**Task material**
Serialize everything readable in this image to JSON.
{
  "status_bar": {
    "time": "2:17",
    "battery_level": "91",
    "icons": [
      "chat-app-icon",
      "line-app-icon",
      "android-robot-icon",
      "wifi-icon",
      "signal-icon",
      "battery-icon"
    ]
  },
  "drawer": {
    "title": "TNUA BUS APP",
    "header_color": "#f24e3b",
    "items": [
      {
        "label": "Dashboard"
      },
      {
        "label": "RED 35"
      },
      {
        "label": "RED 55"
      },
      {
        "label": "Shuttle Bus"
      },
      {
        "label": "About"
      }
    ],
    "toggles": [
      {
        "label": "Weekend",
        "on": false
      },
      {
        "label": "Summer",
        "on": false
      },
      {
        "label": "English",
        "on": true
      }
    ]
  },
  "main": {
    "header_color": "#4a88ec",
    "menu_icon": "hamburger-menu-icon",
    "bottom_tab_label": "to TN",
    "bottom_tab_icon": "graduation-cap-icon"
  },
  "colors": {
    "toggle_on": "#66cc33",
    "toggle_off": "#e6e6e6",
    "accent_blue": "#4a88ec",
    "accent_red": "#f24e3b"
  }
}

**Exercise**
Restate the whole of the material exactly.

**Solution to the problem**
Serialize everything readable in this image to JSON.
{
  "status_bar": {
    "time": "2:17",
    "battery_level": "91",
    "icons": [
      "chat-app-icon",
      "line-app-icon",
      "android-robot-icon",
      "wifi-icon",
      "signal-icon",
      "battery-icon"
    ]
  },
  "drawer": {
    "title": "TNUA BUS APP",
    "header_color": "#f24e3b",
    "items": [
      {
        "label": "Dashboard"
      },
      {
        "label": "RED 35"
      },
      {
        "label": "RED 55"
      },
      {
        "label": "Shuttle Bus"
      },
      {
        "label": "About"
      }
    ],
    "toggles": [
      {
        "label": "Weekend",
        "on": false
      },
      {
        "label": "Summer",
        "on": false
      },
      {
        "label": "English",
        "on": true
      }
    ]
  },
  "main": {
    "header_color": "#4a88ec",
    "menu_icon": "hamburger-menu-icon",
    "bottom_tab_label": "to TN",
    "bottom_tab_icon": "graduation-cap-icon"
  },
  "colors": {
    "toggle_on": "#66cc33",
    "toggle_off": "#e6e6e6",
    "accent_blue": "#4a88ec",
    "accent_red": "#f24e3b"
  }
}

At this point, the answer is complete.